▸ **INSTRUCTIONS TO FOLLOW**: Reproduce the full listing below unchanged, apart from the pictures.
-- Start INFORMATION PROVIDED --
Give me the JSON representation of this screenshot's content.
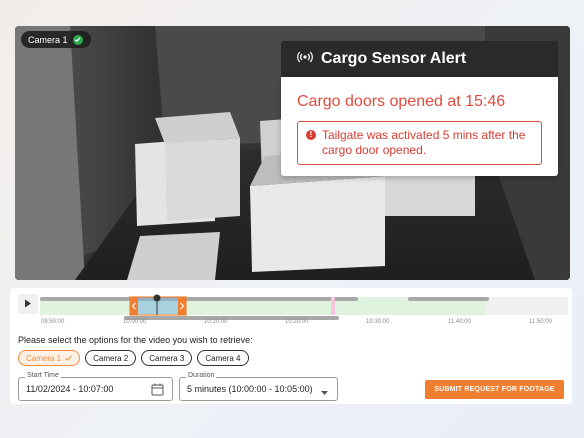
{
  "video": {
    "camera_badge": "Camera 1",
    "camera_status_icon": "check-circle-icon"
  },
  "alert": {
    "header_title": "Cargo Sensor Alert",
    "header_icon": "sensor-signal-icon",
    "title": "Cargo doors opened at 15:46",
    "message": "Tailgate was activated 5 mins after the cargo door opened.",
    "message_icon": "error-icon",
    "accent_color": "#e04b3f"
  },
  "timeline": {
    "play_icon": "play-icon",
    "ticks": [
      "09:50:00",
      "10:00:00",
      "10:10:00",
      "10:20:00",
      "10:30:00",
      "11:40:00",
      "11:50:00"
    ]
  },
  "form": {
    "prompt": "Please select the options for the video you wish to retrieve:",
    "cameras": [
      {
        "label": "Camera 1",
        "selected": true
      },
      {
        "label": "Camera 2",
        "selected": false
      },
      {
        "label": "Camera 3",
        "selected": false
      },
      {
        "label": "Camera 4",
        "selected": false
      }
    ],
    "start_time_label": "Start Time",
    "start_time_value": "11/02/2024 - 10:07:00",
    "duration_label": "Duration",
    "duration_value": "5 minutes (10:00:00 - 10:05:00)",
    "submit_label": "SUBMIT REQUEST FOR FOOTAGE",
    "accent_color": "#f07e30"
  }
}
-- End INFORMATION PROVIDED --
▸ **SOLUTION**:
Give me the JSON representation of this screenshot's content.
{
  "video": {
    "camera_badge": "Camera 1",
    "camera_status_icon": "check-circle-icon"
  },
  "alert": {
    "header_title": "Cargo Sensor Alert",
    "header_icon": "sensor-signal-icon",
    "title": "Cargo doors opened at 15:46",
    "message": "Tailgate was activated 5 mins after the cargo door opened.",
    "message_icon": "error-icon",
    "accent_color": "#e04b3f"
  },
  "timeline": {
    "play_icon": "play-icon",
    "ticks": [
      "09:50:00",
      "10:00:00",
      "10:10:00",
      "10:20:00",
      "10:30:00",
      "11:40:00",
      "11:50:00"
    ]
  },
  "form": {
    "prompt": "Please select the options for the video you wish to retrieve:",
    "cameras": [
      {
        "label": "Camera 1",
        "selected": true
      },
      {
        "label": "Camera 2",
        "selected": false
      },
      {
        "label": "Camera 3",
        "selected": false
      },
      {
        "label": "Camera 4",
        "selected": false
      }
    ],
    "start_time_label": "Start Time",
    "start_time_value": "11/02/2024 - 10:07:00",
    "duration_label": "Duration",
    "duration_value": "5 minutes (10:00:00 - 10:05:00)",
    "submit_label": "SUBMIT REQUEST FOR FOOTAGE",
    "accent_color": "#f07e30"
  }
}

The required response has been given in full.